* INSTRUCTIONS FOR THE TASK *
Your task is to locate every line holding the string "bella" and to copy each of them.

* RECORDS TO PROCESS *
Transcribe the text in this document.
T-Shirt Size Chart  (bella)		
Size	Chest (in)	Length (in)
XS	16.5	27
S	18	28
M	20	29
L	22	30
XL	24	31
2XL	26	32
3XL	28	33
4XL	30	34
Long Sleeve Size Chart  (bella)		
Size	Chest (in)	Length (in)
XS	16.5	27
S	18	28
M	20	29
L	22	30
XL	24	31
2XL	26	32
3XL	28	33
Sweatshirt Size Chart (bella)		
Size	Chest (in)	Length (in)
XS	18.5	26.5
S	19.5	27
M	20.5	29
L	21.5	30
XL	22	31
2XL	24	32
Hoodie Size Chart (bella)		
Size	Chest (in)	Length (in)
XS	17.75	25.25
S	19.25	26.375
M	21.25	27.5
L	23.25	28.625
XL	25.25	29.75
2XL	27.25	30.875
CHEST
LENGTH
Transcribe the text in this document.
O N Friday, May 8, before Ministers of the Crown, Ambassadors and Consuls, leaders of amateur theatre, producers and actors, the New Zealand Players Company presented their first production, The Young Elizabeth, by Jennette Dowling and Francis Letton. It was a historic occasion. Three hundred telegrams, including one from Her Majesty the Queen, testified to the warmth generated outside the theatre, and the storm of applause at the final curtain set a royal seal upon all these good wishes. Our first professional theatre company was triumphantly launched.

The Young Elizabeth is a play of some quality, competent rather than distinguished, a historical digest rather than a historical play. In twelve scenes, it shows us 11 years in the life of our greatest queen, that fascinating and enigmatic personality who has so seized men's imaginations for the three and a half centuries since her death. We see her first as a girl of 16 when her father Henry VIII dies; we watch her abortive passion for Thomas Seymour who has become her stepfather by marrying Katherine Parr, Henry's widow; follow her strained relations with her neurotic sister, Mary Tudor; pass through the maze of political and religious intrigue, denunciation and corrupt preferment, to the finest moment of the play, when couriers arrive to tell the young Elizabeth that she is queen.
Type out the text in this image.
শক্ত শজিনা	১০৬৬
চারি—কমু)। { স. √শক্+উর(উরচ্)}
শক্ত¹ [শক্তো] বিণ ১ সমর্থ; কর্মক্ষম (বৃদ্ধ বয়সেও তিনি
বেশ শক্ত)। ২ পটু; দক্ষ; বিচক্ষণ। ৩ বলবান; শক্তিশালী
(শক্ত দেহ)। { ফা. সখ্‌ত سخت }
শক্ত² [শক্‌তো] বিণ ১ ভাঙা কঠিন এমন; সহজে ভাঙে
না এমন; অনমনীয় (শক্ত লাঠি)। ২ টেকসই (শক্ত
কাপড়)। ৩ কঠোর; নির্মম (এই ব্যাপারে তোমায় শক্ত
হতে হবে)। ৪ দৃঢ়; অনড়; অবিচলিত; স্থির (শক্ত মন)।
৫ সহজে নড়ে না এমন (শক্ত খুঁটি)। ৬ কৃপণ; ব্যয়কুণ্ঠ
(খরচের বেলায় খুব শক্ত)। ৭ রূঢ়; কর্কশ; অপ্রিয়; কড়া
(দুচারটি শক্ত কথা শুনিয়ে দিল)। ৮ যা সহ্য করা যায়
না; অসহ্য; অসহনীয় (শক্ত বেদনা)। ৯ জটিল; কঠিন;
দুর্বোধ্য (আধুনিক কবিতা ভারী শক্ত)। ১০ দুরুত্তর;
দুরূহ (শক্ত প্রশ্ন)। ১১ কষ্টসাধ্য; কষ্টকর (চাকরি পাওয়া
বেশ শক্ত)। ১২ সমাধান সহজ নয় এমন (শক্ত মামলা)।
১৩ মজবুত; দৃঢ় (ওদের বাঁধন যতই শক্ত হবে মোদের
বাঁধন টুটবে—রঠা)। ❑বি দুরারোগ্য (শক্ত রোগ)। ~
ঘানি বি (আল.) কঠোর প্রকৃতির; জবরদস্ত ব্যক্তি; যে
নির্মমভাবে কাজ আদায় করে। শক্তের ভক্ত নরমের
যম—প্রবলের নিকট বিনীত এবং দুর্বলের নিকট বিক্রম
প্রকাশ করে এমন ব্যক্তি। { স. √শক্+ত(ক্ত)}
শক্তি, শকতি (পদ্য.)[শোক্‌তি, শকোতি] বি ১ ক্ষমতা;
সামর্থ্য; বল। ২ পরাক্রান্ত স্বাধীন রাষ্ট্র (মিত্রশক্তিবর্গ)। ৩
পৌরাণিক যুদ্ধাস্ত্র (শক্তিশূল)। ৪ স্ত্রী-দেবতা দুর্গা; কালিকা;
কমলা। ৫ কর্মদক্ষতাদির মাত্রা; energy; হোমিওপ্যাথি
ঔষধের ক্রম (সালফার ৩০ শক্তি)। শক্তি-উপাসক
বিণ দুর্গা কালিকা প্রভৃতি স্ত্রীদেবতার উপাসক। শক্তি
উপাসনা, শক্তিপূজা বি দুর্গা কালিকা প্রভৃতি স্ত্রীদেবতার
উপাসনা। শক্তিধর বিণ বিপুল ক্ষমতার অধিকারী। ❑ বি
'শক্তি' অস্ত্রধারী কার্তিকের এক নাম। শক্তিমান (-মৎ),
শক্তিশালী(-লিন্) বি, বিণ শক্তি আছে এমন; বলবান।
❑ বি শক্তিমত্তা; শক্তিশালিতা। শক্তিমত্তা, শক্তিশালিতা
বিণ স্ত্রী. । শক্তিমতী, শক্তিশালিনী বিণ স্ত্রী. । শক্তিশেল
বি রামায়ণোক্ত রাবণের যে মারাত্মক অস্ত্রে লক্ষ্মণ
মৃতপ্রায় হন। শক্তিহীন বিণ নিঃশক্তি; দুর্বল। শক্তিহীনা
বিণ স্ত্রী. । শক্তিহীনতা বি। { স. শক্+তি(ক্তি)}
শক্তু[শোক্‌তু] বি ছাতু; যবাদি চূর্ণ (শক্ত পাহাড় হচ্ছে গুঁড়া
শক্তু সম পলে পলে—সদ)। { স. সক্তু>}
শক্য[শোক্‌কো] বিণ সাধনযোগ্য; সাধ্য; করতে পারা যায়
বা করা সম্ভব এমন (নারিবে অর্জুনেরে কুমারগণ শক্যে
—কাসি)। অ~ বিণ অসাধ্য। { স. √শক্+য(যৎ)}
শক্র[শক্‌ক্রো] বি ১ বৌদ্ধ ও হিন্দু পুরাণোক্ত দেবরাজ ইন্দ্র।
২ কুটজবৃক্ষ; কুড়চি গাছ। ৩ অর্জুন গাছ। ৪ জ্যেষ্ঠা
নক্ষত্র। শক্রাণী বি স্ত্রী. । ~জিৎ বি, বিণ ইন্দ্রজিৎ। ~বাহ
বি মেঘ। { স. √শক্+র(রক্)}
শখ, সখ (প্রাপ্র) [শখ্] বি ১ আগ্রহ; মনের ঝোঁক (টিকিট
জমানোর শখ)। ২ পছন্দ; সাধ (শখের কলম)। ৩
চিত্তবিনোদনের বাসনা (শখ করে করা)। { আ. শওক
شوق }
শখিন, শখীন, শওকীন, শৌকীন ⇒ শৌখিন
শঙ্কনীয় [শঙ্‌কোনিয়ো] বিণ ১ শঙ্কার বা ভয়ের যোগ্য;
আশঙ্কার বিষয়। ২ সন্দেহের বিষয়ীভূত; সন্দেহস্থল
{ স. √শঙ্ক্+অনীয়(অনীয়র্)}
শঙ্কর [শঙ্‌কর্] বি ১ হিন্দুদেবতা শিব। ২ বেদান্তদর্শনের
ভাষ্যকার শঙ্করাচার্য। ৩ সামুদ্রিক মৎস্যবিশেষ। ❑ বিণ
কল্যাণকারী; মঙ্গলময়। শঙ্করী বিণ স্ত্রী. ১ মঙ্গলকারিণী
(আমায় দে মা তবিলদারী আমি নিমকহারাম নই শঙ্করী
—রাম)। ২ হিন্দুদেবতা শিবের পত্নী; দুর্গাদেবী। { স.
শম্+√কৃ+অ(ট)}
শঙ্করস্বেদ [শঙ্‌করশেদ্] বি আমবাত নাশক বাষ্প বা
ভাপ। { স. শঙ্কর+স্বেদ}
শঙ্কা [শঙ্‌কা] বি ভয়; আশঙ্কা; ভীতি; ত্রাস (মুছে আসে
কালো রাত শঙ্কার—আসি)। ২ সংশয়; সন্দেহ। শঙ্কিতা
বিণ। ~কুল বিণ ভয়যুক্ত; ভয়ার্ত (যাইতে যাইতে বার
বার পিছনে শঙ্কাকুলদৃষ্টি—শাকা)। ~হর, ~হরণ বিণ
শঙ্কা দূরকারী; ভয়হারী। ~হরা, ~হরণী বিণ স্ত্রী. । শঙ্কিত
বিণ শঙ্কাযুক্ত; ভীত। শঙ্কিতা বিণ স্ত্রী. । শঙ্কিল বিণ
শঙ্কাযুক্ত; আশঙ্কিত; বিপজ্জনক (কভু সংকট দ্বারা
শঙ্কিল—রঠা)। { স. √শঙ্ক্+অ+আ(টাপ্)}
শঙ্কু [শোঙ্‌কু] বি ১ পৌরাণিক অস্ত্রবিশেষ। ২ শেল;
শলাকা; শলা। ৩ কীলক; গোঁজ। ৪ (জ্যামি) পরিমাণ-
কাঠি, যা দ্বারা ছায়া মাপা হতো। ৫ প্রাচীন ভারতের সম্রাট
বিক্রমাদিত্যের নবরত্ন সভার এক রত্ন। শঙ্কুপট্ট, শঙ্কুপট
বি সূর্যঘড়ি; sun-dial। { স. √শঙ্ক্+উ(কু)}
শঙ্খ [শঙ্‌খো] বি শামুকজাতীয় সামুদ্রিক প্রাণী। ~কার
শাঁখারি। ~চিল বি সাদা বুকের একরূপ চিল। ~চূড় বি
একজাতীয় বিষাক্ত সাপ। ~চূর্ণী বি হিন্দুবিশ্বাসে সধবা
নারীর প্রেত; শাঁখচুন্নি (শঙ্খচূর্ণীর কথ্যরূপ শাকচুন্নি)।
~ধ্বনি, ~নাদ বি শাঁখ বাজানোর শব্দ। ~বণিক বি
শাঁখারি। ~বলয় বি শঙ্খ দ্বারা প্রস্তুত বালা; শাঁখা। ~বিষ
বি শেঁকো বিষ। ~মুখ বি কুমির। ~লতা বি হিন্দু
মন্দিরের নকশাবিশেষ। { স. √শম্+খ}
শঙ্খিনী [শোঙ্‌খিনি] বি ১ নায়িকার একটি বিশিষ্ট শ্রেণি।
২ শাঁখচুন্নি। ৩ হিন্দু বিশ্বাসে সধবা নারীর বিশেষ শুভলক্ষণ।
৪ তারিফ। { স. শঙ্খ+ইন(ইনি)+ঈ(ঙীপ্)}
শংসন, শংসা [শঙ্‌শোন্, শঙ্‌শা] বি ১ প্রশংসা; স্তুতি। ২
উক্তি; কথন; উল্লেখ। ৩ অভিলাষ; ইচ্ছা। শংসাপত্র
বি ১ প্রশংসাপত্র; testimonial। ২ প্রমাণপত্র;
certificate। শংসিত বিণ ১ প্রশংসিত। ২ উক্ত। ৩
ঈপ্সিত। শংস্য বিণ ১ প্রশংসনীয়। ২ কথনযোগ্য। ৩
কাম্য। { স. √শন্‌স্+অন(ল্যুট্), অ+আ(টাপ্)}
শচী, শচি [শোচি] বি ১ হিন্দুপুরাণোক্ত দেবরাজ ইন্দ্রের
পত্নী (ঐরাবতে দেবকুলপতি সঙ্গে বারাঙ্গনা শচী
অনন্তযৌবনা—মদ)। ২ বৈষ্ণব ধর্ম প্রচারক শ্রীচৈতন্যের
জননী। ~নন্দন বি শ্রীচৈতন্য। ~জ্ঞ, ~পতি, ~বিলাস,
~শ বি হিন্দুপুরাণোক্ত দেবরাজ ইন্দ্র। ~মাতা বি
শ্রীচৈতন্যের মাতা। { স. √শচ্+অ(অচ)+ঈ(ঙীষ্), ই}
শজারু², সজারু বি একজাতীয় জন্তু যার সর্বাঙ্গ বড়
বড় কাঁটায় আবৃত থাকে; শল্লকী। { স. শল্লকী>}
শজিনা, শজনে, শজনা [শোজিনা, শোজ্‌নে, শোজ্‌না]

* ANSWER BELOW *
T-Shirt Size Chart  (bella)		
Long Sleeve Size Chart  (bella)		
Sweatshirt Size Chart (bella)		
Hoodie Size Chart (bella)		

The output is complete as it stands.